[Dataset excerpts]
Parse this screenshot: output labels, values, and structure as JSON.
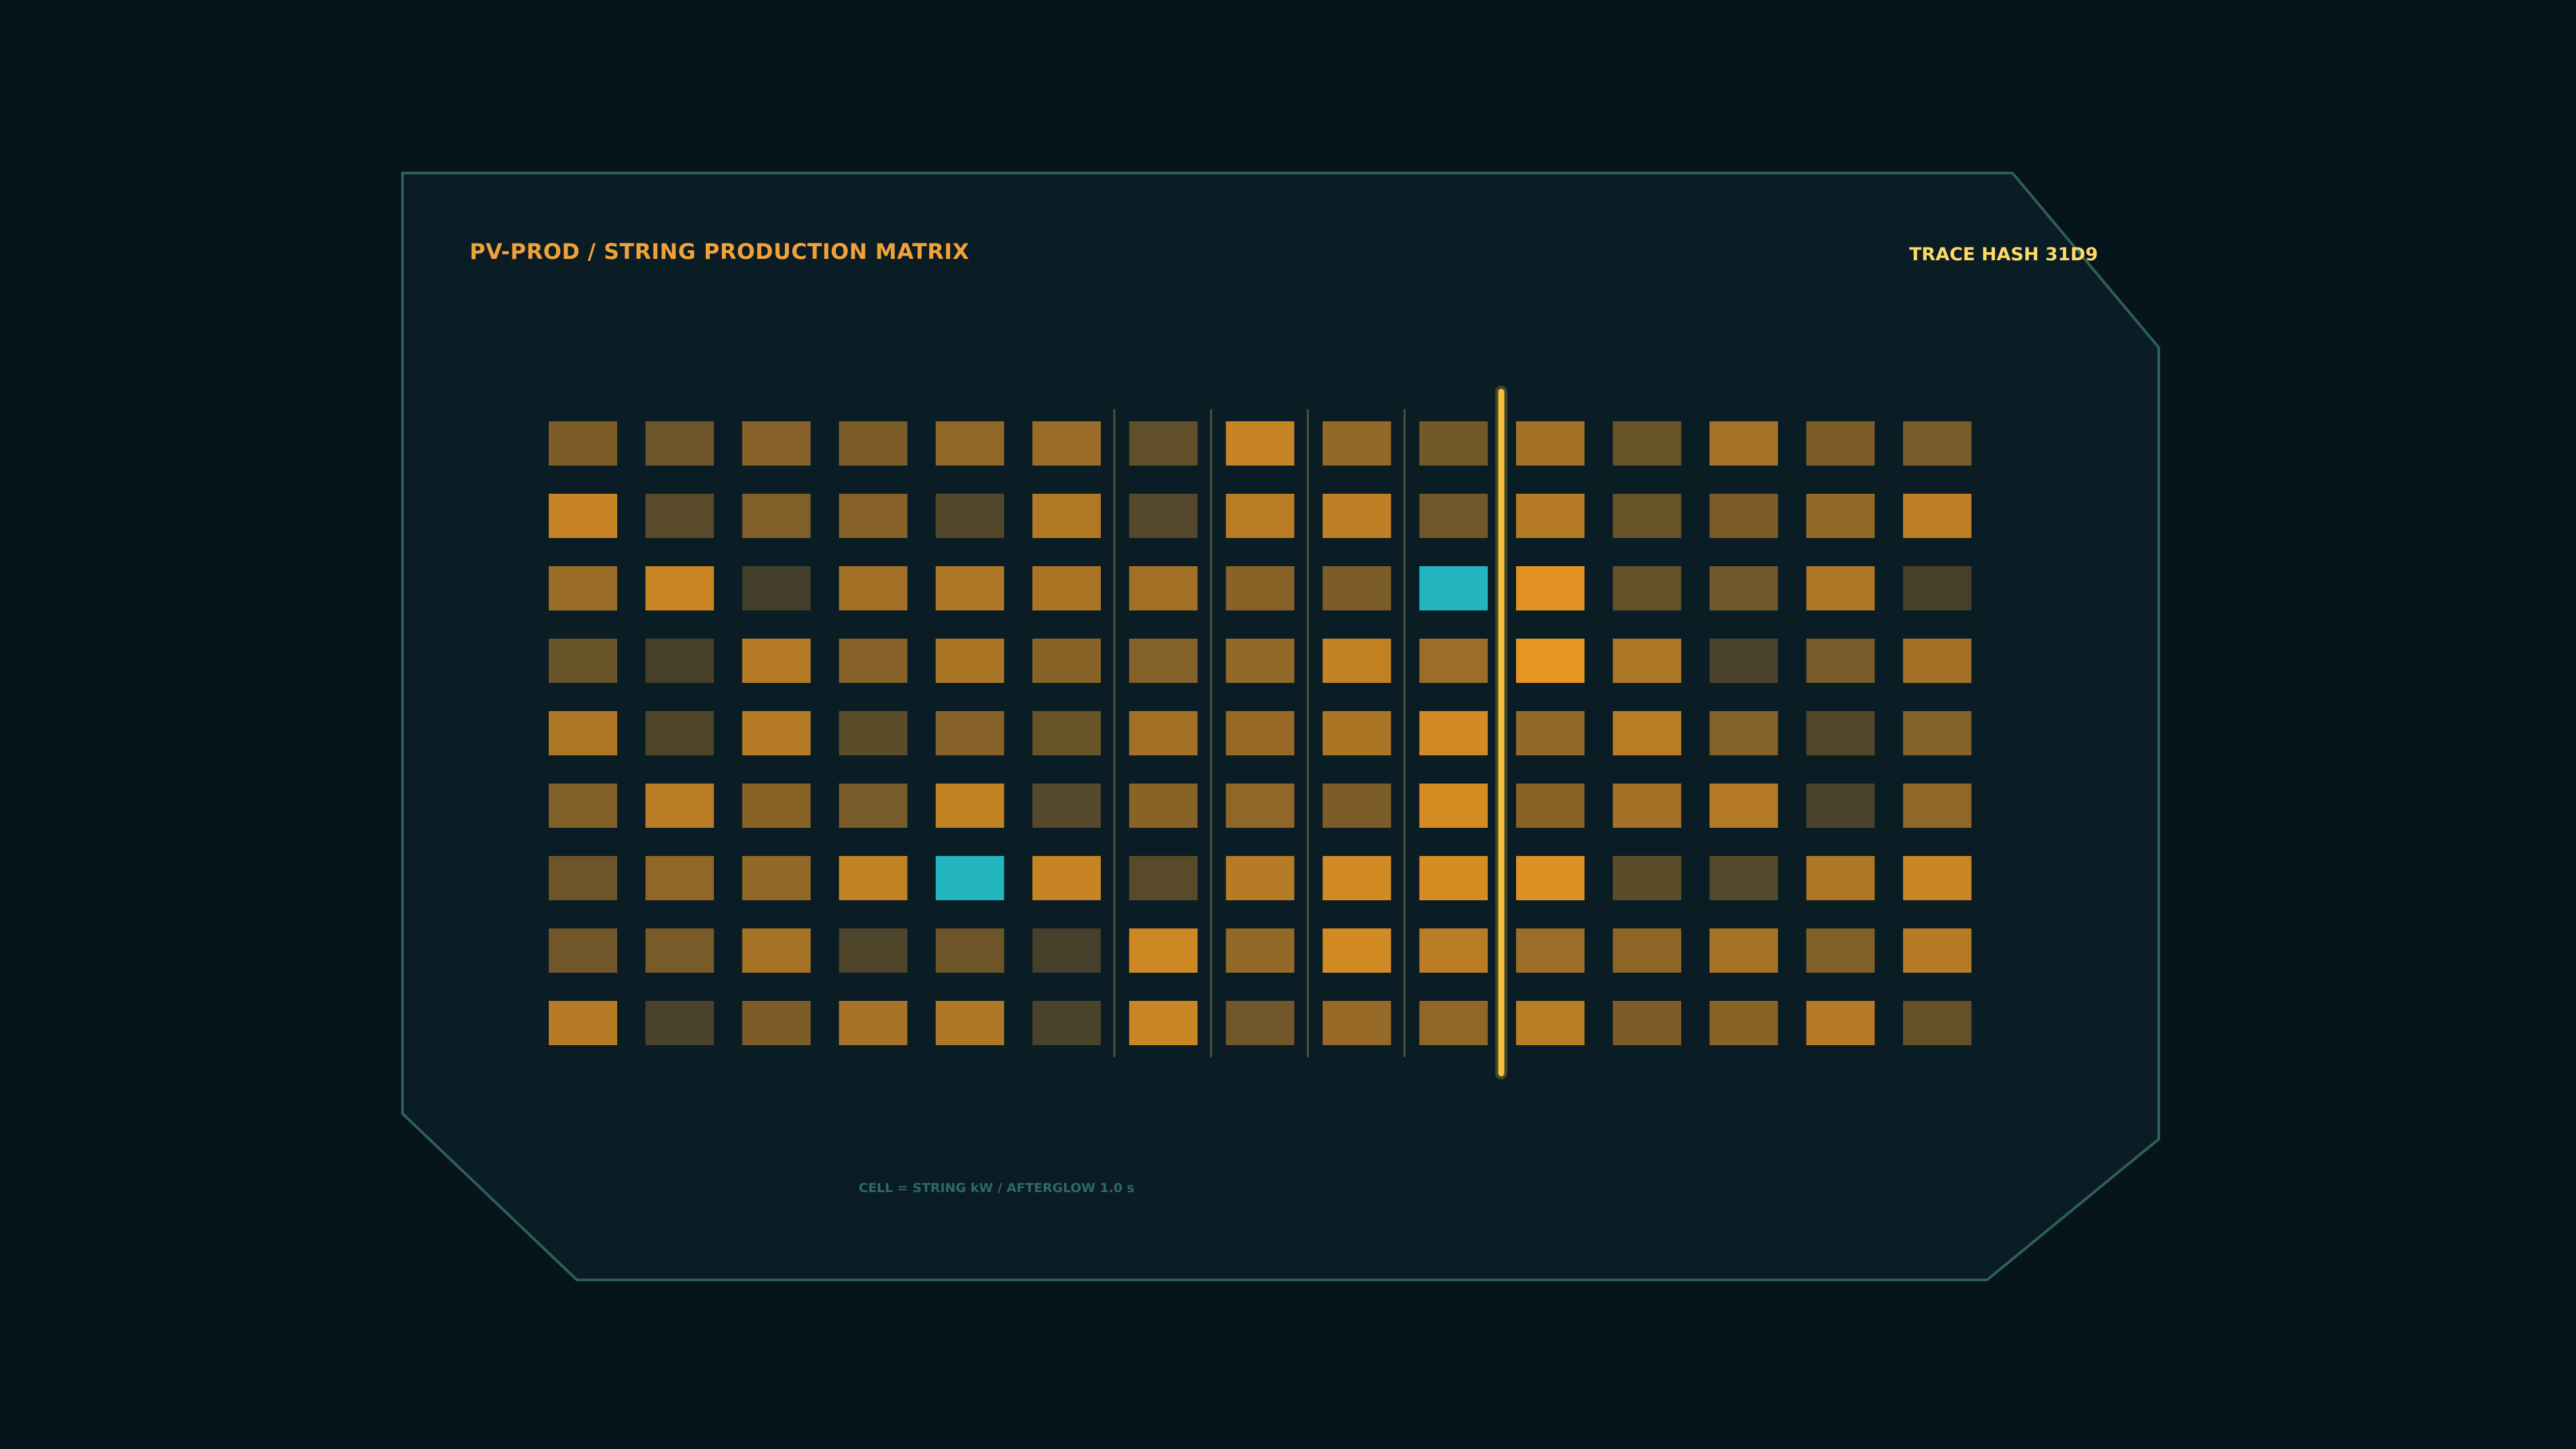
{
  "header": {
    "title": "PV-PROD / STRING PRODUCTION MATRIX",
    "trace_hash": "TRACE HASH 31D9"
  },
  "footer": {
    "legend": "CELL = STRING kW / AFTERGLOW 1.0 s"
  },
  "colors": {
    "background": "#06141b",
    "panel_fill": "#0a1c24",
    "panel_border": "#2f5e5a",
    "title": "#f0a23a",
    "hash": "#ffd966",
    "legend": "#2f6a63",
    "cell_low": "#2f342c",
    "cell_high": "#f09a22",
    "highlight": "#22b5c0",
    "trace_line": "#f2c23c",
    "column_marker": "#4a5236"
  },
  "matrix": {
    "columns": 15,
    "rows": 9,
    "levels": [
      [
        0.4,
        0.32,
        0.45,
        0.4,
        0.5,
        0.55,
        0.26,
        0.78,
        0.52,
        0.36,
        0.6,
        0.3,
        0.62,
        0.4,
        0.38
      ],
      [
        0.78,
        0.22,
        0.42,
        0.45,
        0.18,
        0.68,
        0.2,
        0.72,
        0.74,
        0.34,
        0.7,
        0.3,
        0.4,
        0.52,
        0.74
      ],
      [
        0.55,
        0.8,
        0.1,
        0.6,
        0.66,
        0.64,
        0.6,
        0.46,
        0.4,
        null,
        0.92,
        0.28,
        0.34,
        0.66,
        0.12
      ],
      [
        0.3,
        0.12,
        0.7,
        0.45,
        0.64,
        0.46,
        0.44,
        0.52,
        0.76,
        0.56,
        0.95,
        0.66,
        0.14,
        0.38,
        0.6
      ],
      [
        0.66,
        0.16,
        0.7,
        0.24,
        0.45,
        0.3,
        0.6,
        0.54,
        0.64,
        0.84,
        0.52,
        0.72,
        0.44,
        0.18,
        0.44
      ],
      [
        0.42,
        0.72,
        0.46,
        0.38,
        0.76,
        0.2,
        0.46,
        0.5,
        0.4,
        0.86,
        0.46,
        0.6,
        0.7,
        0.14,
        0.5
      ],
      [
        0.32,
        0.5,
        0.52,
        0.76,
        null,
        0.78,
        0.22,
        0.7,
        0.84,
        0.86,
        0.9,
        0.24,
        0.2,
        0.66,
        0.8
      ],
      [
        0.34,
        0.38,
        0.62,
        0.16,
        0.32,
        0.12,
        0.82,
        0.52,
        0.84,
        0.72,
        0.56,
        0.48,
        0.62,
        0.42,
        0.7
      ],
      [
        0.7,
        0.14,
        0.4,
        0.62,
        0.66,
        0.14,
        0.8,
        0.34,
        0.54,
        0.5,
        0.72,
        0.4,
        0.46,
        0.7,
        0.28
      ]
    ],
    "highlighted_cells": [
      [
        2,
        9
      ],
      [
        6,
        4
      ]
    ],
    "afterglow_columns": [
      6,
      7,
      8,
      9
    ],
    "trace_column": 10
  }
}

** Written exercise **
Repeat the records above exactly, leaving out any pictures they contain.

** Worked solution **
Parse this screenshot: output labels, values, and structure as JSON.
{
  "header": {
    "title": "PV-PROD / STRING PRODUCTION MATRIX",
    "trace_hash": "TRACE HASH 31D9"
  },
  "footer": {
    "legend": "CELL = STRING kW / AFTERGLOW 1.0 s"
  },
  "colors": {
    "background": "#06141b",
    "panel_fill": "#0a1c24",
    "panel_border": "#2f5e5a",
    "title": "#f0a23a",
    "hash": "#ffd966",
    "legend": "#2f6a63",
    "cell_low": "#2f342c",
    "cell_high": "#f09a22",
    "highlight": "#22b5c0",
    "trace_line": "#f2c23c",
    "column_marker": "#4a5236"
  },
  "matrix": {
    "columns": 15,
    "rows": 9,
    "levels": [
      [
        0.4,
        0.32,
        0.45,
        0.4,
        0.5,
        0.55,
        0.26,
        0.78,
        0.52,
        0.36,
        0.6,
        0.3,
        0.62,
        0.4,
        0.38
      ],
      [
        0.78,
        0.22,
        0.42,
        0.45,
        0.18,
        0.68,
        0.2,
        0.72,
        0.74,
        0.34,
        0.7,
        0.3,
        0.4,
        0.52,
        0.74
      ],
      [
        0.55,
        0.8,
        0.1,
        0.6,
        0.66,
        0.64,
        0.6,
        0.46,
        0.4,
        null,
        0.92,
        0.28,
        0.34,
        0.66,
        0.12
      ],
      [
        0.3,
        0.12,
        0.7,
        0.45,
        0.64,
        0.46,
        0.44,
        0.52,
        0.76,
        0.56,
        0.95,
        0.66,
        0.14,
        0.38,
        0.6
      ],
      [
        0.66,
        0.16,
        0.7,
        0.24,
        0.45,
        0.3,
        0.6,
        0.54,
        0.64,
        0.84,
        0.52,
        0.72,
        0.44,
        0.18,
        0.44
      ],
      [
        0.42,
        0.72,
        0.46,
        0.38,
        0.76,
        0.2,
        0.46,
        0.5,
        0.4,
        0.86,
        0.46,
        0.6,
        0.7,
        0.14,
        0.5
      ],
      [
        0.32,
        0.5,
        0.52,
        0.76,
        null,
        0.78,
        0.22,
        0.7,
        0.84,
        0.86,
        0.9,
        0.24,
        0.2,
        0.66,
        0.8
      ],
      [
        0.34,
        0.38,
        0.62,
        0.16,
        0.32,
        0.12,
        0.82,
        0.52,
        0.84,
        0.72,
        0.56,
        0.48,
        0.62,
        0.42,
        0.7
      ],
      [
        0.7,
        0.14,
        0.4,
        0.62,
        0.66,
        0.14,
        0.8,
        0.34,
        0.54,
        0.5,
        0.72,
        0.4,
        0.46,
        0.7,
        0.28
      ]
    ],
    "highlighted_cells": [
      [
        2,
        9
      ],
      [
        6,
        4
      ]
    ],
    "afterglow_columns": [
      6,
      7,
      8,
      9
    ],
    "trace_column": 10
  }
}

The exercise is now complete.